---------- Supplied material

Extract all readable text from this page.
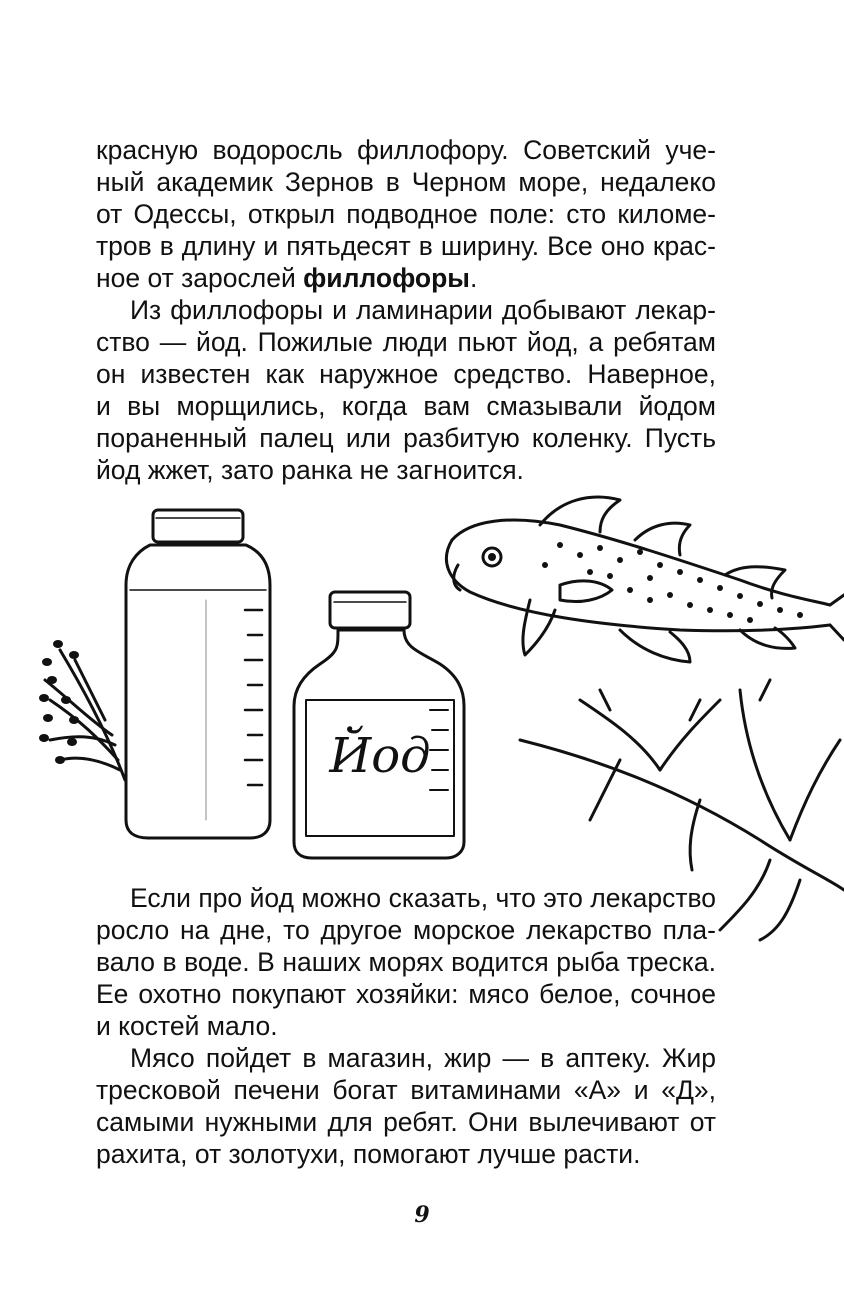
красную водоросль филлофору. Советский уче-
ный академик Зернов в Черном море, недалеко
от Одессы, открыл подводное поле: сто киломе-
тров в длину и пятьдесят в ширину. Все оно крас-
ное от зарослей филлофоры.
Из филлофоры и ламинарии добывают лекар-
ство — йод. Пожилые люди пьют йод, а ребятам
он известен как наружное средство. Наверное,
и вы морщились, когда вам смазывали йодом
пораненный палец или разбитую коленку. Пусть
йод жжет, зато ранка не загноится.
Йод
Если про йод можно сказать, что это лекарство
росло на дне, то другое морское лекарство пла-
вало в воде. В наших морях водится рыба треска.
Ее охотно покупают хозяйки: мясо белое, сочное
и костей мало.
Мясо пойдет в магазин, жир — в аптеку. Жир
тресковой печени богат витаминами «А» и «Д»,
самыми нужными для ребят. Они вылечивают от
рахита, от золотухи, помогают лучше расти.
9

--------------------

▶ _Challenge_
Reproduce all of the data exactly; the pictures do not belong in the copy.

▶ _Task output_
Extract all readable text from this page.
красную водоросль филлофору. Советский уче-
ный академик Зернов в Черном море, недалеко
от Одессы, открыл подводное поле: сто киломе-
тров в длину и пятьдесят в ширину. Все оно крас-
ное от зарослей филлофоры.
Из филлофоры и ламинарии добывают лекар-
ство — йод. Пожилые люди пьют йод, а ребятам
он известен как наружное средство. Наверное,
и вы морщились, когда вам смазывали йодом
пораненный палец или разбитую коленку. Пусть
йод жжет, зато ранка не загноится.
Йод
Если про йод можно сказать, что это лекарство
росло на дне, то другое морское лекарство пла-
вало в воде. В наших морях водится рыба треска.
Ее охотно покупают хозяйки: мясо белое, сочное
и костей мало.
Мясо пойдет в магазин, жир — в аптеку. Жир
тресковой печени богат витаминами «А» и «Д»,
самыми нужными для ребят. Они вылечивают от
рахита, от золотухи, помогают лучше расти.
9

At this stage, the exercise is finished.